[Work to be completed]: Report only the number of lines holding "viteldíj".

* Start Supplied data *

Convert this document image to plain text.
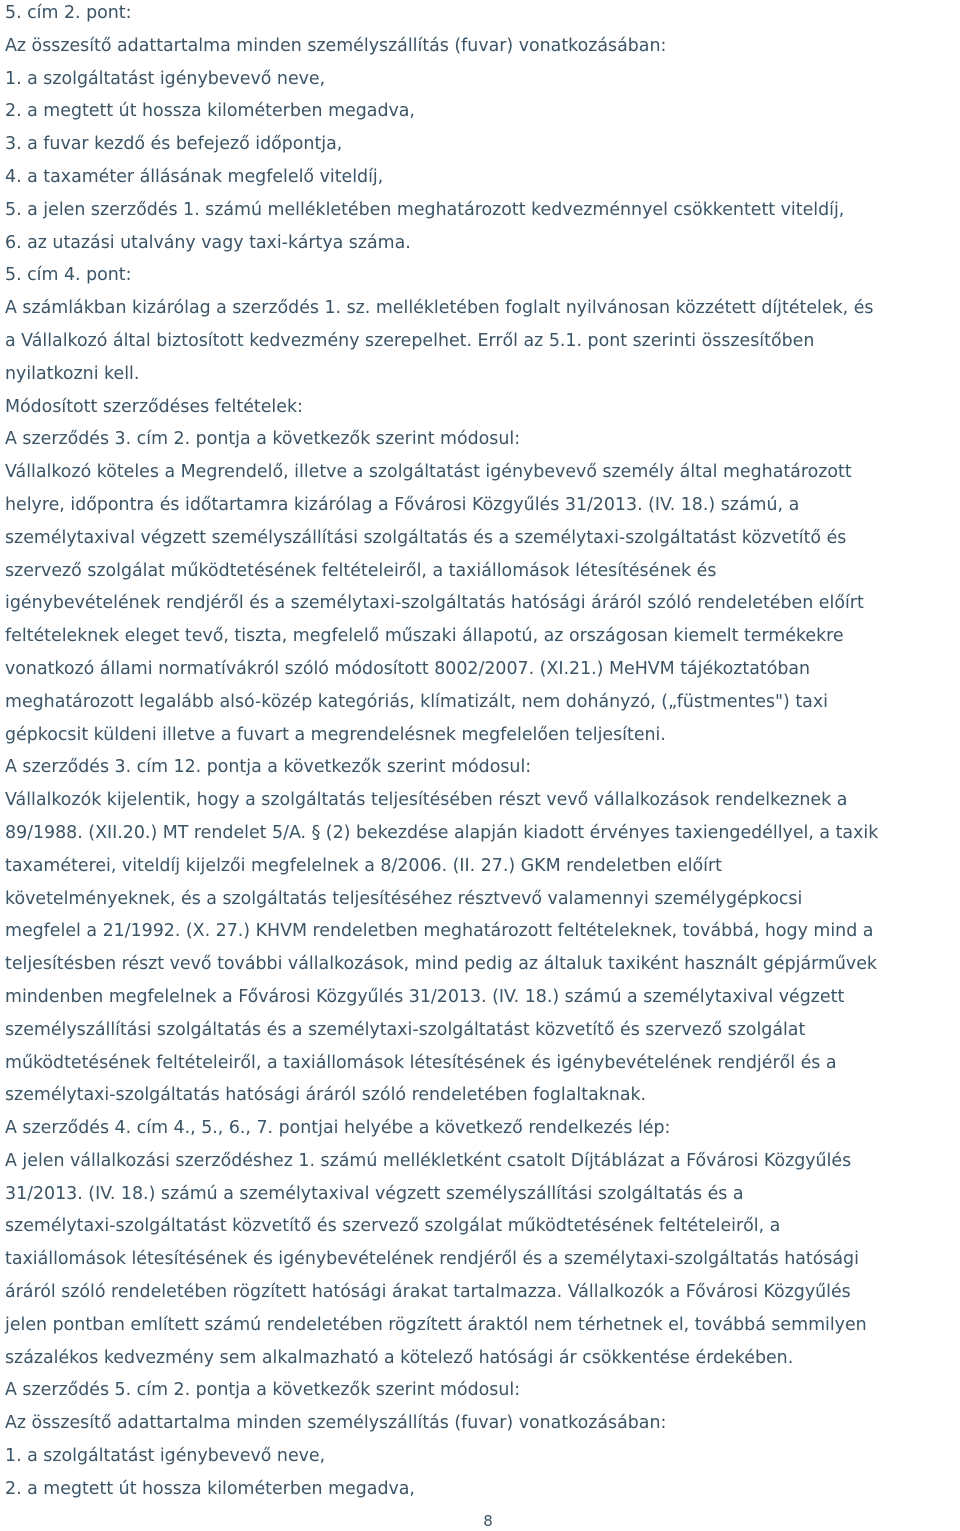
5. cím 2. pont:
Az összesítő adattartalma minden személyszállítás (fuvar) vonatkozásában:
1. a szolgáltatást igénybevevő neve,
2. a megtett út hossza kilométerben megadva,
3. a fuvar kezdő és befejező időpontja,
4. a taxaméter állásának megfelelő viteldíj,
5. a jelen szerződés 1. számú mellékletében meghatározott kedvezménnyel csökkentett viteldíj,
6. az utazási utalvány vagy taxi-kártya száma.
5. cím 4. pont:
A számlákban kizárólag a szerződés 1. sz. mellékletében foglalt nyilvánosan közzétett díjtételek, és
a Vállalkozó által biztosított kedvezmény szerepelhet. Erről az 5.1. pont szerinti összesítőben
nyilatkozni kell.
Módosított szerződéses feltételek:
A szerződés 3. cím 2. pontja a következők szerint módosul:
Vállalkozó köteles a Megrendelő, illetve a szolgáltatást igénybevevő személy által meghatározott
helyre, időpontra és időtartamra kizárólag a Fővárosi Közgyűlés 31/2013. (IV. 18.) számú, a
személytaxival végzett személyszállítási szolgáltatás és a személytaxi-szolgáltatást közvetítő és
szervező szolgálat működtetésének feltételeiről, a taxiállomások létesítésének és
igénybevételének rendjéről és a személytaxi-szolgáltatás hatósági áráról szóló rendeletében előírt
feltételeknek eleget tevő, tiszta, megfelelő műszaki állapotú, az országosan kiemelt termékekre
vonatkozó állami normatívákról szóló módosított 8002/2007. (XI.21.) MeHVM tájékoztatóban
meghatározott legalább alsó-közép kategóriás, klímatizált, nem dohányzó, („füstmentes") taxi
gépkocsit küldeni illetve a fuvart a megrendelésnek megfelelően teljesíteni.
A szerződés 3. cím 12. pontja a következők szerint módosul:
Vállalkozók kijelentik, hogy a szolgáltatás teljesítésében részt vevő vállalkozások rendelkeznek a
89/1988. (XII.20.) MT rendelet 5/A. § (2) bekezdése alapján kiadott érvényes taxiengedéllyel, a taxik
taxaméterei, viteldíj kijelzői megfelelnek a 8/2006. (II. 27.) GKM rendeletben előírt
követelményeknek, és a szolgáltatás teljesítéséhez résztvevő valamennyi személygépkocsi
megfelel a 21/1992. (X. 27.) KHVM rendeletben meghatározott feltételeknek, továbbá, hogy mind a
teljesítésben részt vevő további vállalkozások, mind pedig az általuk taxiként használt gépjárművek
mindenben megfelelnek a Fővárosi Közgyűlés 31/2013. (IV. 18.) számú a személytaxival végzett
személyszállítási szolgáltatás és a személytaxi-szolgáltatást közvetítő és szervező szolgálat
működtetésének feltételeiről, a taxiállomások létesítésének és igénybevételének rendjéről és a
személytaxi-szolgáltatás hatósági áráról szóló rendeletében foglaltaknak.
A szerződés 4. cím 4., 5., 6., 7. pontjai helyébe a következő rendelkezés lép:
A jelen vállalkozási szerződéshez 1. számú mellékletként csatolt Díjtáblázat a Fővárosi Közgyűlés
31/2013. (IV. 18.) számú a személytaxival végzett személyszállítási szolgáltatás és a
személytaxi-szolgáltatást közvetítő és szervező szolgálat működtetésének feltételeiről, a
taxiállomások létesítésének és igénybevételének rendjéről és a személytaxi-szolgáltatás hatósági
áráról szóló rendeletében rögzített hatósági árakat tartalmazza. Vállalkozók a Fővárosi Közgyűlés
jelen pontban említett számú rendeletében rögzített áraktól nem térhetnek el, továbbá semmilyen
százalékos kedvezmény sem alkalmazható a kötelező hatósági ár csökkentése érdekében.
A szerződés 5. cím 2. pontja a következők szerint módosul:
Az összesítő adattartalma minden személyszállítás (fuvar) vonatkozásában:
1. a szolgáltatást igénybevevő neve,
2. a megtett út hossza kilométerben megadva,
8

* End Supplied data *

[Full output]: 3